[start]

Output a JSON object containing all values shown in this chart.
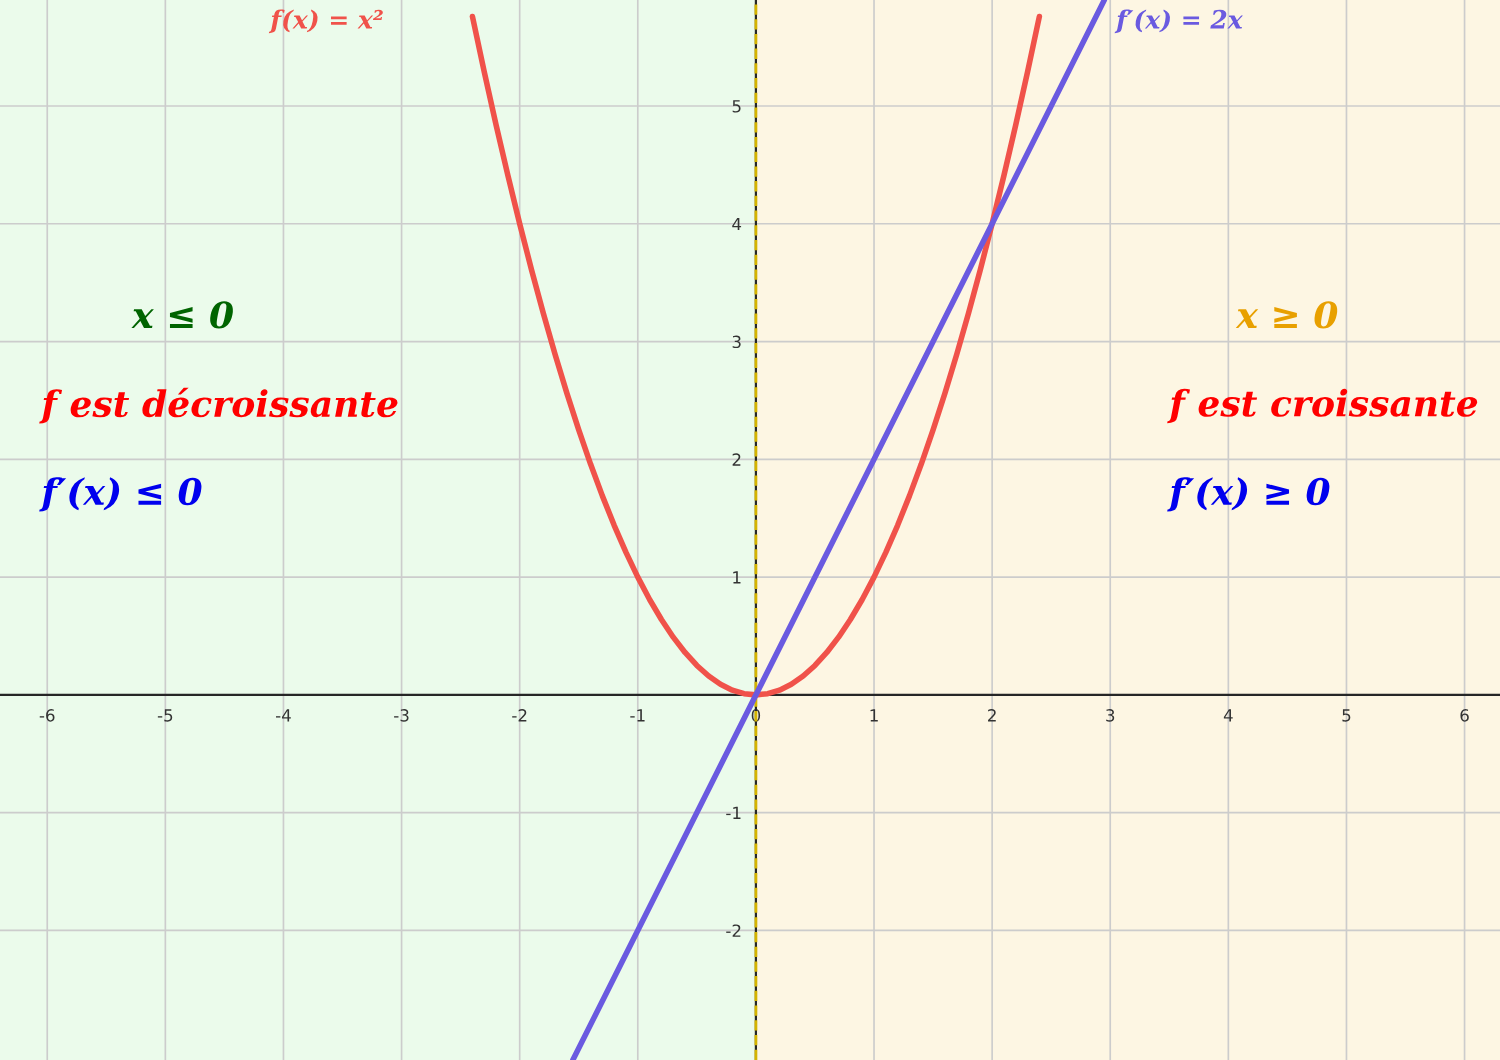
{
  "chart_data": {
    "type": "line",
    "x": [
      -2.4,
      -2.3,
      -2.2,
      -2.1,
      -2.0,
      -1.9,
      -1.8,
      -1.7,
      -1.6,
      -1.5,
      -1.4,
      -1.3,
      -1.2,
      -1.1,
      -1.0,
      -0.9,
      -0.8,
      -0.7,
      -0.6,
      -0.5,
      -0.4,
      -0.3,
      -0.2,
      -0.1,
      0.0,
      0.1,
      0.2,
      0.3,
      0.4,
      0.5,
      0.6,
      0.7,
      0.8,
      0.9,
      1.0,
      1.1,
      1.2,
      1.3,
      1.4,
      1.5,
      1.6,
      1.7,
      1.8,
      1.9,
      2.0,
      2.1,
      2.2,
      2.3,
      2.4
    ],
    "series": [
      {
        "name": "f(x) = x²",
        "color": "#f0524a",
        "values": [
          5.76,
          5.29,
          4.84,
          4.41,
          4.0,
          3.61,
          3.24,
          2.89,
          2.56,
          2.25,
          1.96,
          1.69,
          1.44,
          1.21,
          1.0,
          0.81,
          0.64,
          0.49,
          0.36,
          0.25,
          0.16,
          0.09,
          0.04,
          0.01,
          0.0,
          0.01,
          0.04,
          0.09,
          0.16,
          0.25,
          0.36,
          0.49,
          0.64,
          0.81,
          1.0,
          1.21,
          1.44,
          1.69,
          1.96,
          2.25,
          2.56,
          2.89,
          3.24,
          3.61,
          4.0,
          4.41,
          4.84,
          5.29,
          5.76
        ]
      },
      {
        "name": "f′(x) = 2x",
        "color": "#6a5ae0",
        "x": [
          -1.55,
          2.95
        ],
        "values": [
          -3.1,
          5.9
        ]
      }
    ],
    "annotations": [
      "x ≤ 0",
      "f est décroissante",
      "f′(x) ≤ 0",
      "x ≥ 0",
      "f est croissante",
      "f′(x) ≥ 0"
    ],
    "bands": [
      {
        "axis": "x",
        "from": -6.4,
        "to": 0,
        "color": "#ebfbeb"
      },
      {
        "axis": "x",
        "from": 0,
        "to": 6.3,
        "color": "#fdf6e3"
      }
    ],
    "ref_lines": [
      {
        "axis": "x",
        "value": 0,
        "color": "#d4b400",
        "line_style": "dashed"
      }
    ],
    "xlim": [
      -6.4,
      6.3
    ],
    "ylim": [
      -3.1,
      5.9
    ],
    "xticks": [
      -6,
      -5,
      -4,
      -3,
      -2,
      -1,
      0,
      1,
      2,
      3,
      4,
      5,
      6
    ],
    "yticks": [
      -2,
      -1,
      1,
      2,
      3,
      4,
      5
    ],
    "grid": true,
    "legend": false,
    "marker": "none",
    "line_style": "solid"
  }
}
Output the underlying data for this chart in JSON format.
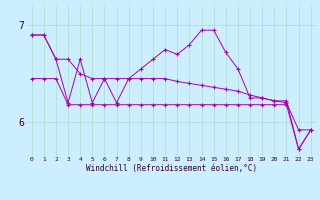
{
  "xlabel": "Windchill (Refroidissement éolien,°C)",
  "background_color": "#cceeff",
  "grid_color": "#aaddcc",
  "line_color": "#aa00aa",
  "x_ticks": [
    0,
    1,
    2,
    3,
    4,
    5,
    6,
    7,
    8,
    9,
    10,
    11,
    12,
    13,
    14,
    15,
    16,
    17,
    18,
    19,
    20,
    21,
    22,
    23
  ],
  "y_ticks": [
    6,
    7
  ],
  "ylim": [
    5.65,
    7.2
  ],
  "xlim": [
    -0.5,
    23.5
  ],
  "series1": [
    6.9,
    6.9,
    6.65,
    6.65,
    6.5,
    6.45,
    6.45,
    6.45,
    6.45,
    6.45,
    6.45,
    6.45,
    6.42,
    6.4,
    6.38,
    6.36,
    6.34,
    6.32,
    6.28,
    6.25,
    6.22,
    6.2,
    5.92,
    5.92
  ],
  "series2": [
    6.9,
    6.9,
    6.65,
    6.2,
    6.65,
    6.2,
    6.45,
    6.2,
    6.45,
    6.55,
    6.65,
    6.75,
    6.7,
    6.8,
    6.95,
    6.95,
    6.72,
    6.55,
    6.25,
    6.25,
    6.22,
    6.22,
    5.72,
    5.92
  ],
  "series3": [
    6.45,
    6.45,
    6.45,
    6.18,
    6.18,
    6.18,
    6.18,
    6.18,
    6.18,
    6.18,
    6.18,
    6.18,
    6.18,
    6.18,
    6.18,
    6.18,
    6.18,
    6.18,
    6.18,
    6.18,
    6.18,
    6.18,
    5.72,
    5.92
  ]
}
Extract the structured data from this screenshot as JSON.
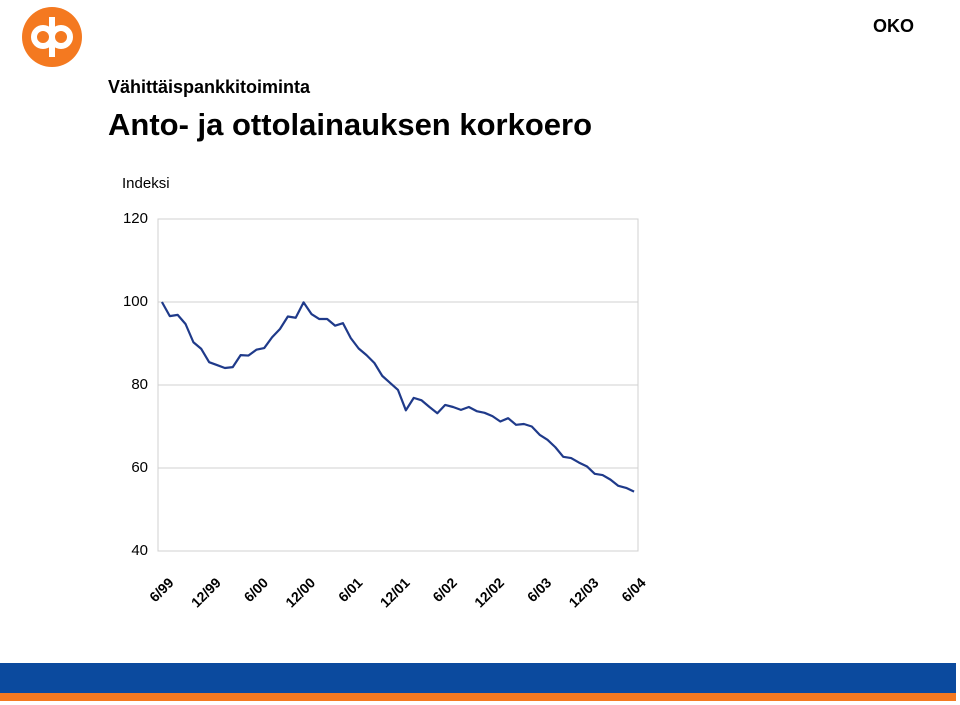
{
  "brand": "OKO",
  "chart_data": {
    "type": "line",
    "subtitle": "Vähittäispankkitoiminta",
    "title": "Anto- ja ottolainauksen korkoero",
    "y_label": "Indeksi",
    "categories": [
      "6/99",
      null,
      null,
      null,
      null,
      null,
      "12/99",
      null,
      null,
      null,
      null,
      null,
      "6/00",
      null,
      null,
      null,
      null,
      null,
      "12/00",
      null,
      null,
      null,
      null,
      null,
      "6/01",
      null,
      null,
      null,
      null,
      null,
      "12/01",
      null,
      null,
      null,
      null,
      null,
      "6/02",
      null,
      null,
      null,
      null,
      null,
      "12/02",
      null,
      null,
      null,
      null,
      null,
      "6/03",
      null,
      null,
      null,
      null,
      null,
      "12/03",
      null,
      null,
      null,
      null,
      null,
      "6/04"
    ],
    "series": [
      {
        "name": "Indeksi",
        "color": "#1f3a8a",
        "values": [
          100,
          96.6,
          96.9,
          94.7,
          90.3,
          88.7,
          85.5,
          84.8,
          84.1,
          84.3,
          87.2,
          87.1,
          88.5,
          88.9,
          91.5,
          93.5,
          96.5,
          96.2,
          99.9,
          97.1,
          95.9,
          95.9,
          94.3,
          94.9,
          91.3,
          88.8,
          87.2,
          85.3,
          82.2,
          80.5,
          78.8,
          73.9,
          76.9,
          76.3,
          74.7,
          73.2,
          75.2,
          74.7,
          74.0,
          74.7,
          73.7,
          73.3,
          72.5,
          71.2,
          72.0,
          70.4,
          70.6,
          70.0,
          68.0,
          66.8,
          65.0,
          62.7,
          62.4,
          61.3,
          60.4,
          58.6,
          58.3,
          57.2,
          55.7,
          55.2,
          54.3
        ]
      }
    ],
    "ylim": [
      40,
      120
    ],
    "yticks": [
      40,
      60,
      80,
      100,
      120
    ],
    "grid": true
  }
}
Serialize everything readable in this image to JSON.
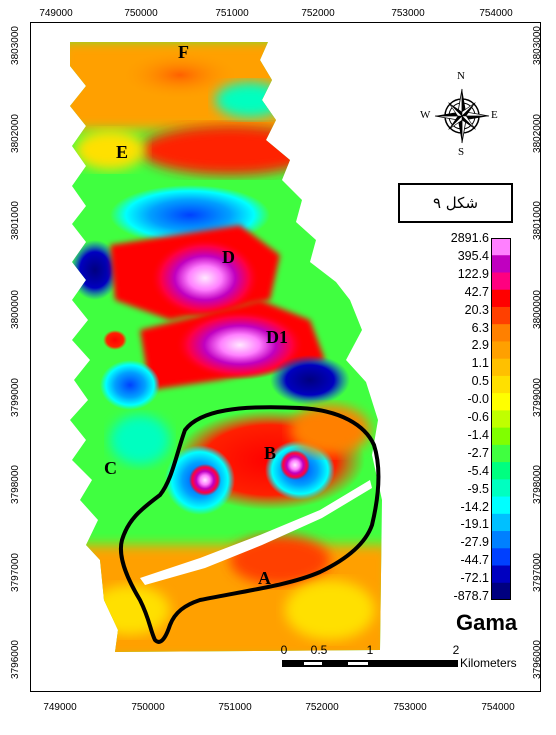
{
  "map": {
    "x_ticks": [
      "749000",
      "750000",
      "751000",
      "752000",
      "753000",
      "754000"
    ],
    "y_ticks": [
      "3803000",
      "3802000",
      "3801000",
      "3800000",
      "3799000",
      "3798000",
      "3797000",
      "3796000"
    ],
    "area_labels": [
      "F",
      "E",
      "D",
      "D1",
      "C",
      "B",
      "A"
    ]
  },
  "compass": {
    "north": "N",
    "south": "S",
    "east": "E",
    "west": "W"
  },
  "caption": "شکل ۹",
  "legend": {
    "title": "Gama",
    "values": [
      "2891.6",
      "395.4",
      "122.9",
      "42.7",
      "20.3",
      "6.3",
      "2.9",
      "1.1",
      "0.5",
      "-0.0",
      "-0.6",
      "-1.4",
      "-2.7",
      "-5.4",
      "-9.5",
      "-14.2",
      "-19.1",
      "-27.9",
      "-44.7",
      "-72.1",
      "-878.7"
    ],
    "colors": [
      "#ff80ff",
      "#c000c0",
      "#ff0080",
      "#ff0000",
      "#ff4000",
      "#ff8000",
      "#ffa000",
      "#ffc000",
      "#ffe000",
      "#ffff00",
      "#c0ff00",
      "#80ff00",
      "#40ff40",
      "#00ff80",
      "#00ffc0",
      "#00ffff",
      "#00c0ff",
      "#0080ff",
      "#0040ff",
      "#0000c0",
      "#000080"
    ]
  },
  "scale_bar": {
    "labels": [
      "0",
      "0.5",
      "1",
      "2"
    ],
    "unit": "Kilometers"
  }
}
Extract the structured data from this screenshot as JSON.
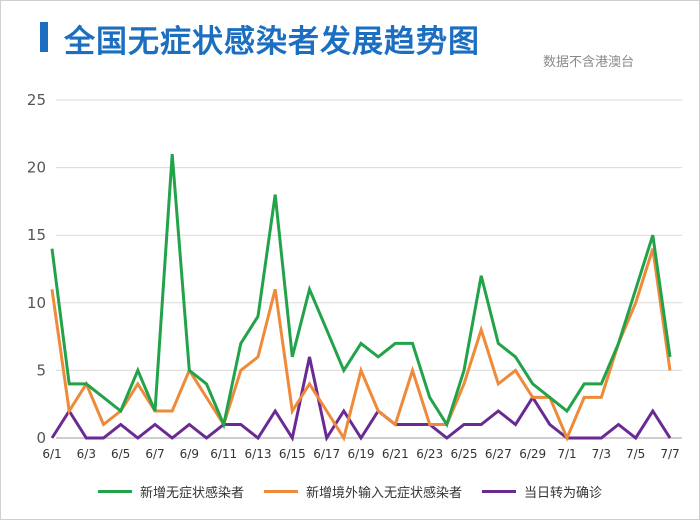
{
  "header": {
    "title": "全国无症状感染者发展趋势图",
    "subtitle": "数据不含港澳台"
  },
  "colors": {
    "accent": "#1c6fc0",
    "grid": "#d9d9d9",
    "axis": "#bdbdbd"
  },
  "chart_data": {
    "type": "line",
    "title": "全国无症状感染者发展趋势图",
    "xlabel": "",
    "ylabel": "",
    "ylim": [
      0,
      25
    ],
    "yticks": [
      0,
      5,
      10,
      15,
      20,
      25
    ],
    "grid": true,
    "legend_position": "bottom",
    "x": [
      "6/1",
      "6/2",
      "6/3",
      "6/4",
      "6/5",
      "6/6",
      "6/7",
      "6/8",
      "6/9",
      "6/10",
      "6/11",
      "6/12",
      "6/13",
      "6/14",
      "6/15",
      "6/16",
      "6/17",
      "6/18",
      "6/19",
      "6/20",
      "6/21",
      "6/22",
      "6/23",
      "6/24",
      "6/25",
      "6/26",
      "6/27",
      "6/28",
      "6/29",
      "6/30",
      "7/1",
      "7/2",
      "7/3",
      "7/4",
      "7/5",
      "7/6",
      "7/7"
    ],
    "x_tick_labels": [
      "6/1",
      "6/3",
      "6/5",
      "6/7",
      "6/9",
      "6/11",
      "6/13",
      "6/15",
      "6/17",
      "6/19",
      "6/21",
      "6/23",
      "6/25",
      "6/27",
      "6/29",
      "7/1",
      "7/3",
      "7/5",
      "7/7"
    ],
    "series": [
      {
        "name": "新增无症状感染者",
        "color": "#22a34a",
        "values": [
          14,
          4,
          4,
          3,
          2,
          5,
          2,
          21,
          5,
          4,
          1,
          7,
          9,
          18,
          6,
          11,
          8,
          5,
          7,
          6,
          7,
          7,
          3,
          1,
          5,
          12,
          7,
          6,
          4,
          3,
          2,
          4,
          4,
          7,
          11,
          15,
          6
        ]
      },
      {
        "name": "新增境外输入无症状感染者",
        "color": "#ee8a3a",
        "values": [
          11,
          2,
          4,
          1,
          2,
          4,
          2,
          2,
          5,
          3,
          1,
          5,
          6,
          11,
          2,
          4,
          2,
          0,
          5,
          2,
          1,
          5,
          1,
          1,
          4,
          8,
          4,
          5,
          3,
          3,
          0,
          3,
          3,
          7,
          10,
          14,
          5
        ]
      },
      {
        "name": "当日转为确诊",
        "color": "#6a2a93",
        "values": [
          0,
          2,
          0,
          0,
          1,
          0,
          1,
          0,
          1,
          0,
          1,
          1,
          0,
          2,
          0,
          6,
          0,
          2,
          0,
          2,
          1,
          1,
          1,
          0,
          1,
          1,
          2,
          1,
          3,
          1,
          0,
          0,
          0,
          1,
          0,
          2,
          0
        ]
      }
    ]
  }
}
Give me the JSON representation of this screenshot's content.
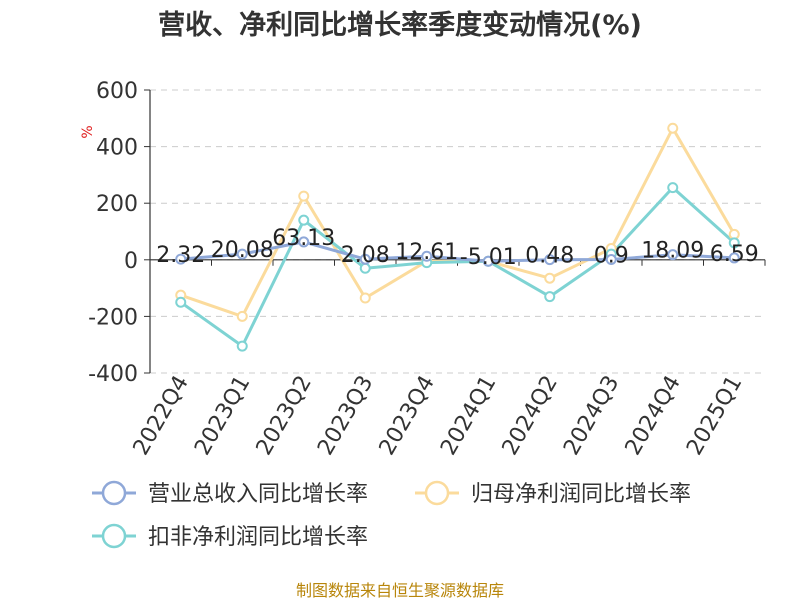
{
  "chart_data": {
    "type": "line",
    "title": "营收、净利同比增长率季度变动情况(%)",
    "ylabel": "%",
    "categories": [
      "2022Q4",
      "2023Q1",
      "2023Q2",
      "2023Q3",
      "2023Q4",
      "2024Q1",
      "2024Q2",
      "2024Q3",
      "2024Q4",
      "2025Q1"
    ],
    "ylim": [
      -400,
      600
    ],
    "yticks": [
      "600",
      "400",
      "200",
      "0",
      "-200",
      "-400"
    ],
    "grid": true,
    "legend_position": "bottom",
    "series": [
      {
        "name": "营业总收入同比增长率",
        "color": "#8fa8d8",
        "values": [
          2.32,
          20.08,
          63.13,
          2.08,
          12.61,
          -5.01,
          0.48,
          0.9,
          18.09,
          6.59
        ],
        "labels": [
          "2.32",
          "20.08",
          "63.13",
          "2.08",
          "12.61",
          "-5.01",
          "0.48",
          "0.9",
          "18.09",
          "6.59"
        ]
      },
      {
        "name": "归母净利润同比增长率",
        "color": "#fbdb9c",
        "values": [
          -125,
          -200,
          225,
          -135,
          -5,
          -5,
          -65,
          40,
          465,
          90
        ]
      },
      {
        "name": "扣非净利润同比增长率",
        "color": "#7ed3d3",
        "values": [
          -150,
          -305,
          140,
          -30,
          -10,
          -5,
          -130,
          20,
          255,
          60
        ]
      }
    ]
  },
  "footer": {
    "source": "制图数据来自恒生聚源数据库"
  }
}
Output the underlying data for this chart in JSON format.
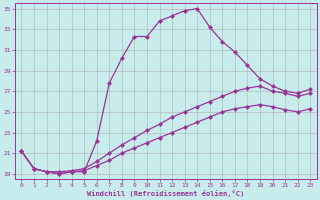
{
  "xlabel": "Windchill (Refroidissement éolien,°C)",
  "bg_color": "#c8ecec",
  "grid_color": "#b0b0b0",
  "line_color": "#993399",
  "xlim": [
    -0.5,
    23.5
  ],
  "ylim": [
    18.5,
    35.5
  ],
  "yticks": [
    19,
    21,
    23,
    25,
    27,
    29,
    31,
    33,
    35
  ],
  "xticks": [
    0,
    1,
    2,
    3,
    4,
    5,
    6,
    7,
    8,
    9,
    10,
    11,
    12,
    13,
    14,
    15,
    16,
    17,
    18,
    19,
    20,
    21,
    22,
    23
  ],
  "line1_x": [
    0,
    1,
    2,
    3,
    4,
    5,
    6,
    7,
    8,
    9,
    10,
    11,
    12,
    13,
    14,
    15,
    16,
    17,
    18,
    19,
    20,
    21,
    22,
    23
  ],
  "line1_y": [
    21.2,
    19.5,
    19.2,
    19.0,
    19.2,
    19.2,
    22.2,
    27.8,
    30.2,
    32.3,
    32.3,
    33.8,
    34.3,
    34.8,
    35.0,
    33.2,
    31.8,
    30.8,
    29.5,
    28.2,
    27.5,
    27.0,
    26.8,
    27.2
  ],
  "line2_x": [
    0,
    1,
    2,
    3,
    4,
    5,
    6,
    7,
    8,
    9,
    10,
    11,
    12,
    13,
    14,
    15,
    16,
    17,
    18,
    19,
    20,
    21,
    22,
    23
  ],
  "line2_y": [
    21.2,
    19.5,
    19.2,
    19.2,
    19.3,
    19.5,
    20.2,
    21.0,
    21.8,
    22.5,
    23.2,
    23.8,
    24.5,
    25.0,
    25.5,
    26.0,
    26.5,
    27.0,
    27.3,
    27.5,
    27.0,
    26.8,
    26.5,
    26.8
  ],
  "line3_x": [
    0,
    1,
    2,
    3,
    4,
    5,
    6,
    7,
    8,
    9,
    10,
    11,
    12,
    13,
    14,
    15,
    16,
    17,
    18,
    19,
    20,
    21,
    22,
    23
  ],
  "line3_y": [
    21.2,
    19.5,
    19.2,
    19.0,
    19.2,
    19.3,
    19.8,
    20.3,
    21.0,
    21.5,
    22.0,
    22.5,
    23.0,
    23.5,
    24.0,
    24.5,
    25.0,
    25.3,
    25.5,
    25.7,
    25.5,
    25.2,
    25.0,
    25.3
  ],
  "marker": "D",
  "markersize": 2.5,
  "linewidth": 0.9
}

[end]

Exercise brief: Identify the lines above that contain the word "subtitle", then copy them.

Task solution:
    "subtitle": "Vähittäispankkitoiminta",
    "subtitle": "数据不含港澳台"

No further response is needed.